-- Data listing --
********

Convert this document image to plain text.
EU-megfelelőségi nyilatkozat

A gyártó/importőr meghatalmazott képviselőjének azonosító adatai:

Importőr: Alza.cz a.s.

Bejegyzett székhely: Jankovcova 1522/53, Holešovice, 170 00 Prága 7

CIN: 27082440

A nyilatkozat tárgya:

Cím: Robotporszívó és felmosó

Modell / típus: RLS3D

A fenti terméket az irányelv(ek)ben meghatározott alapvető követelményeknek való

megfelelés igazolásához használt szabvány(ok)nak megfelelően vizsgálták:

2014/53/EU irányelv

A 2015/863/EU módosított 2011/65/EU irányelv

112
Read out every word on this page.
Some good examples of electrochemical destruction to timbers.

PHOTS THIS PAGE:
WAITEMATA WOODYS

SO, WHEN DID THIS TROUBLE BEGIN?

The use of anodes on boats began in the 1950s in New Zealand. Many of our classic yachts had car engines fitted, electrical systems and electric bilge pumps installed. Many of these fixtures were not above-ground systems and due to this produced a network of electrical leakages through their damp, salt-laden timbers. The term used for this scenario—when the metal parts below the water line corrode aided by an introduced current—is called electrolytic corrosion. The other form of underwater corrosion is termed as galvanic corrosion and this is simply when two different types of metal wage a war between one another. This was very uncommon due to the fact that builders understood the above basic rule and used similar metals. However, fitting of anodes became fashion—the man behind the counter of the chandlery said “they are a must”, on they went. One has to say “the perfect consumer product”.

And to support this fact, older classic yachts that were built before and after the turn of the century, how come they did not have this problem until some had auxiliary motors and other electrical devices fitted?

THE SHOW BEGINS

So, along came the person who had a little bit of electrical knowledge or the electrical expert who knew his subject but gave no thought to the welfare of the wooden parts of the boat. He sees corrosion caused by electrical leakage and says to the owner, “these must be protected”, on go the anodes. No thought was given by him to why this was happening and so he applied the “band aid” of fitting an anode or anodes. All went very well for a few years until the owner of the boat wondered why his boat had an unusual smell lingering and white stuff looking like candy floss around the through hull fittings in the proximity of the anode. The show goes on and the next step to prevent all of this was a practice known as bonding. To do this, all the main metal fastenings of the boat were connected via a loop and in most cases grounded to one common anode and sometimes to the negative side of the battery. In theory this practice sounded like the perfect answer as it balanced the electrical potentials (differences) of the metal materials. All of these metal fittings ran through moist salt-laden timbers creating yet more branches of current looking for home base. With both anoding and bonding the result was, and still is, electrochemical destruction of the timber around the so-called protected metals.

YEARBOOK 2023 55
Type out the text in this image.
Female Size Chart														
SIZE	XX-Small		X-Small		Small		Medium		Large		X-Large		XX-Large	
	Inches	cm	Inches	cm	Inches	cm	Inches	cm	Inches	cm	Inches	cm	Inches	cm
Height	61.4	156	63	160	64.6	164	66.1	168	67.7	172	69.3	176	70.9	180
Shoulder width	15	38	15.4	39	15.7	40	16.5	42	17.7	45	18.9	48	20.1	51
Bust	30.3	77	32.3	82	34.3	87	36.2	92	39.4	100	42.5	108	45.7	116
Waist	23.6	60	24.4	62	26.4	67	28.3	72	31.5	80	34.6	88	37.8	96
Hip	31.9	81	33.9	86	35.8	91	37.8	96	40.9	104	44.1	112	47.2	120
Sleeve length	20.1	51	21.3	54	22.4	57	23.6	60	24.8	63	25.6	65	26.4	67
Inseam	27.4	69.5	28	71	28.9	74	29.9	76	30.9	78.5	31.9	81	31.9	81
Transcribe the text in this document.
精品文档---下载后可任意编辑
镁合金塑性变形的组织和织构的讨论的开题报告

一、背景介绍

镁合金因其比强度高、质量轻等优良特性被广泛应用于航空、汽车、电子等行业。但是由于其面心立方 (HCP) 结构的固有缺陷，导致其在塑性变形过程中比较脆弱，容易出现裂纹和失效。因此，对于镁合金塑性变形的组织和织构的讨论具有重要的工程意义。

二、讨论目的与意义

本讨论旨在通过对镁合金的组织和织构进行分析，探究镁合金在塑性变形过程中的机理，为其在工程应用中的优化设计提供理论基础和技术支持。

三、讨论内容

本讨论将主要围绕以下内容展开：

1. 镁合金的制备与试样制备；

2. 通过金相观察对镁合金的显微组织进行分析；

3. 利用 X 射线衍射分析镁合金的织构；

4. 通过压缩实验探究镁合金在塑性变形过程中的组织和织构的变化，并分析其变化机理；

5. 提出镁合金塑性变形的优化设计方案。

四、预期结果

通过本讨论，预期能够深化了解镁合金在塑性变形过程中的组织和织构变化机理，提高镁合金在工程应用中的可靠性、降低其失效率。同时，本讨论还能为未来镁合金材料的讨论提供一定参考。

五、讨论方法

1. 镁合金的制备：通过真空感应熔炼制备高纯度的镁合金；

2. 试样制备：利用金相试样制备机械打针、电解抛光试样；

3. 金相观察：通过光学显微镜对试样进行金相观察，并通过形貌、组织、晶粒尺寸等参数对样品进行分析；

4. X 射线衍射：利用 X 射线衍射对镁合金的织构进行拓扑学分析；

********

-- Work to do --
Retype the data in full and match it exactly.

-- Result of this exercise --
Convert this document image to plain text.
EU-megfelelőségi nyilatkozat

A gyártó/importőr meghatalmazott képviselőjének azonosító adatai:

Importőr: Alza.cz a.s.

Bejegyzett székhely: Jankovcova 1522/53, Holešovice, 170 00 Prága 7

CIN: 27082440

A nyilatkozat tárgya:

Cím: Robotporszívó és felmosó

Modell / típus: RLS3D

A fenti terméket az irányelv(ek)ben meghatározott alapvető követelményeknek való

megfelelés igazolásához használt szabvány(ok)nak megfelelően vizsgálták:

2014/53/EU irányelv

A 2015/863/EU módosított 2011/65/EU irányelv

112
Read out every word on this page.
Some good examples of electrochemical destruction to timbers.

PHOTS THIS PAGE:
WAITEMATA WOODYS

SO, WHEN DID THIS TROUBLE BEGIN?

The use of anodes on boats began in the 1950s in New Zealand. Many of our classic yachts had car engines fitted, electrical systems and electric bilge pumps installed. Many of these fixtures were not above-ground systems and due to this produced a network of electrical leakages through their damp, salt-laden timbers. The term used for this scenario—when the metal parts below the water line corrode aided by an introduced current—is called electrolytic corrosion. The other form of underwater corrosion is termed as galvanic corrosion and this is simply when two different types of metal wage a war between one another. This was very uncommon due to the fact that builders understood the above basic rule and used similar metals. However, fitting of anodes became fashion—the man behind the counter of the chandlery said “they are a must”, on they went. One has to say “the perfect consumer product”.

And to support this fact, older classic yachts that were built before and after the turn of the century, how come they did not have this problem until some had auxiliary motors and other electrical devices fitted?

THE SHOW BEGINS

So, along came the person who had a little bit of electrical knowledge or the electrical expert who knew his subject but gave no thought to the welfare of the wooden parts of the boat. He sees corrosion caused by electrical leakage and says to the owner, “these must be protected”, on go the anodes. No thought was given by him to why this was happening and so he applied the “band aid” of fitting an anode or anodes. All went very well for a few years until the owner of the boat wondered why his boat had an unusual smell lingering and white stuff looking like candy floss around the through hull fittings in the proximity of the anode. The show goes on and the next step to prevent all of this was a practice known as bonding. To do this, all the main metal fastenings of the boat were connected via a loop and in most cases grounded to one common anode and sometimes to the negative side of the battery. In theory this practice sounded like the perfect answer as it balanced the electrical potentials (differences) of the metal materials. All of these metal fittings ran through moist salt-laden timbers creating yet more branches of current looking for home base. With both anoding and bonding the result was, and still is, electrochemical destruction of the timber around the so-called protected metals.

YEARBOOK 2023 55
Type out the text in this image.
Female Size Chart														
SIZE	XX-Small		X-Small		Small		Medium		Large		X-Large		XX-Large	
	Inches	cm	Inches	cm	Inches	cm	Inches	cm	Inches	cm	Inches	cm	Inches	cm
Height	61.4	156	63	160	64.6	164	66.1	168	67.7	172	69.3	176	70.9	180
Shoulder width	15	38	15.4	39	15.7	40	16.5	42	17.7	45	18.9	48	20.1	51
Bust	30.3	77	32.3	82	34.3	87	36.2	92	39.4	100	42.5	108	45.7	116
Waist	23.6	60	24.4	62	26.4	67	28.3	72	31.5	80	34.6	88	37.8	96
Hip	31.9	81	33.9	86	35.8	91	37.8	96	40.9	104	44.1	112	47.2	120
Sleeve length	20.1	51	21.3	54	22.4	57	23.6	60	24.8	63	25.6	65	26.4	67
Inseam	27.4	69.5	28	71	28.9	74	29.9	76	30.9	78.5	31.9	81	31.9	81
Transcribe the text in this document.
精品文档---下载后可任意编辑
镁合金塑性变形的组织和织构的讨论的开题报告

一、背景介绍

镁合金因其比强度高、质量轻等优良特性被广泛应用于航空、汽车、电子等行业。但是由于其面心立方 (HCP) 结构的固有缺陷，导致其在塑性变形过程中比较脆弱，容易出现裂纹和失效。因此，对于镁合金塑性变形的组织和织构的讨论具有重要的工程意义。

二、讨论目的与意义

本讨论旨在通过对镁合金的组织和织构进行分析，探究镁合金在塑性变形过程中的机理，为其在工程应用中的优化设计提供理论基础和技术支持。

三、讨论内容

本讨论将主要围绕以下内容展开：

1. 镁合金的制备与试样制备；

2. 通过金相观察对镁合金的显微组织进行分析；

3. 利用 X 射线衍射分析镁合金的织构；

4. 通过压缩实验探究镁合金在塑性变形过程中的组织和织构的变化，并分析其变化机理；

5. 提出镁合金塑性变形的优化设计方案。

四、预期结果

通过本讨论，预期能够深化了解镁合金在塑性变形过程中的组织和织构变化机理，提高镁合金在工程应用中的可靠性、降低其失效率。同时，本讨论还能为未来镁合金材料的讨论提供一定参考。

五、讨论方法

1. 镁合金的制备：通过真空感应熔炼制备高纯度的镁合金；

2. 试样制备：利用金相试样制备机械打针、电解抛光试样；

3. 金相观察：通过光学显微镜对试样进行金相观察，并通过形貌、组织、晶粒尺寸等参数对样品进行分析；

4. X 射线衍射：利用 X 射线衍射对镁合金的织构进行拓扑学分析；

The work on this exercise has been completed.